Extract the listing in its entirety, keeping each line identical to the original.

**DATA SHOWN:**
□ □ □ □ □ □ □
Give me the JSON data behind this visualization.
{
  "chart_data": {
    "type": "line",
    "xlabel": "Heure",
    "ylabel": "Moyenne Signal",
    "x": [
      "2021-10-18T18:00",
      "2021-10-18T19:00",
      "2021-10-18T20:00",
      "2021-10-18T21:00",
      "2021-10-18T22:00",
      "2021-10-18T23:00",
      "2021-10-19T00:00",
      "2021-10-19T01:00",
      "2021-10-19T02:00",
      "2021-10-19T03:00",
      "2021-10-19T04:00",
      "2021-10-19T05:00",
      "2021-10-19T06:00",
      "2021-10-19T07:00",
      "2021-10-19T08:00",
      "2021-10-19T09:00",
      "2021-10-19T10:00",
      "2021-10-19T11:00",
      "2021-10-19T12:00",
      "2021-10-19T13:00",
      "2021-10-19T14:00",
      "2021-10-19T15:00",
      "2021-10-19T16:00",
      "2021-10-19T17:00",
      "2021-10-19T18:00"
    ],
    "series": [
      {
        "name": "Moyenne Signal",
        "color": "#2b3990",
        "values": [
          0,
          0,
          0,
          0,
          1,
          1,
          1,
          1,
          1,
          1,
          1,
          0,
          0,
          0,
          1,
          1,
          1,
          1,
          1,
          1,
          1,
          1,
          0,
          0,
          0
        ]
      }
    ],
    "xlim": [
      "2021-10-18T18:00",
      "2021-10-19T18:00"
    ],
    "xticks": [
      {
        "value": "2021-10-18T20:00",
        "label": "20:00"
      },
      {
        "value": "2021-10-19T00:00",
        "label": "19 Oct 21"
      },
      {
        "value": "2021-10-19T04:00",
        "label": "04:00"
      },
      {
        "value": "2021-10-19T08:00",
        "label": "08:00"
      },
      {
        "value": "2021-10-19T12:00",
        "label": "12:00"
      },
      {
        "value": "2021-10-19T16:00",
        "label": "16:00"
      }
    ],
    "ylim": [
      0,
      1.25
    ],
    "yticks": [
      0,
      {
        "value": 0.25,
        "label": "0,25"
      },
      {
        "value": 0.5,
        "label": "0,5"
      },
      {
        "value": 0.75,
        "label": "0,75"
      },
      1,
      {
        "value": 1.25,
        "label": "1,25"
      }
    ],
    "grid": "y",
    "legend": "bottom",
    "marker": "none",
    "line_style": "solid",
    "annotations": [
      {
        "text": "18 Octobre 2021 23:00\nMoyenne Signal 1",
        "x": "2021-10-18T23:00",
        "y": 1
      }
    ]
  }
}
□ □ □ □ □ □ □
**FINISHED TASK:**
Give me the JSON data behind this visualization.
{
  "chart_data": {
    "type": "line",
    "xlabel": "Heure",
    "ylabel": "Moyenne Signal",
    "x": [
      "2021-10-18T18:00",
      "2021-10-18T19:00",
      "2021-10-18T20:00",
      "2021-10-18T21:00",
      "2021-10-18T22:00",
      "2021-10-18T23:00",
      "2021-10-19T00:00",
      "2021-10-19T01:00",
      "2021-10-19T02:00",
      "2021-10-19T03:00",
      "2021-10-19T04:00",
      "2021-10-19T05:00",
      "2021-10-19T06:00",
      "2021-10-19T07:00",
      "2021-10-19T08:00",
      "2021-10-19T09:00",
      "2021-10-19T10:00",
      "2021-10-19T11:00",
      "2021-10-19T12:00",
      "2021-10-19T13:00",
      "2021-10-19T14:00",
      "2021-10-19T15:00",
      "2021-10-19T16:00",
      "2021-10-19T17:00",
      "2021-10-19T18:00"
    ],
    "series": [
      {
        "name": "Moyenne Signal",
        "color": "#2b3990",
        "values": [
          0,
          0,
          0,
          0,
          1,
          1,
          1,
          1,
          1,
          1,
          1,
          0,
          0,
          0,
          1,
          1,
          1,
          1,
          1,
          1,
          1,
          1,
          0,
          0,
          0
        ]
      }
    ],
    "xlim": [
      "2021-10-18T18:00",
      "2021-10-19T18:00"
    ],
    "xticks": [
      {
        "value": "2021-10-18T20:00",
        "label": "20:00"
      },
      {
        "value": "2021-10-19T00:00",
        "label": "19 Oct 21"
      },
      {
        "value": "2021-10-19T04:00",
        "label": "04:00"
      },
      {
        "value": "2021-10-19T08:00",
        "label": "08:00"
      },
      {
        "value": "2021-10-19T12:00",
        "label": "12:00"
      },
      {
        "value": "2021-10-19T16:00",
        "label": "16:00"
      }
    ],
    "ylim": [
      0,
      1.25
    ],
    "yticks": [
      0,
      {
        "value": 0.25,
        "label": "0,25"
      },
      {
        "value": 0.5,
        "label": "0,5"
      },
      {
        "value": 0.75,
        "label": "0,75"
      },
      1,
      {
        "value": 1.25,
        "label": "1,25"
      }
    ],
    "grid": "y",
    "legend": "bottom",
    "marker": "none",
    "line_style": "solid",
    "annotations": [
      {
        "text": "18 Octobre 2021 23:00\nMoyenne Signal 1",
        "x": "2021-10-18T23:00",
        "y": 1
      }
    ]
  }
}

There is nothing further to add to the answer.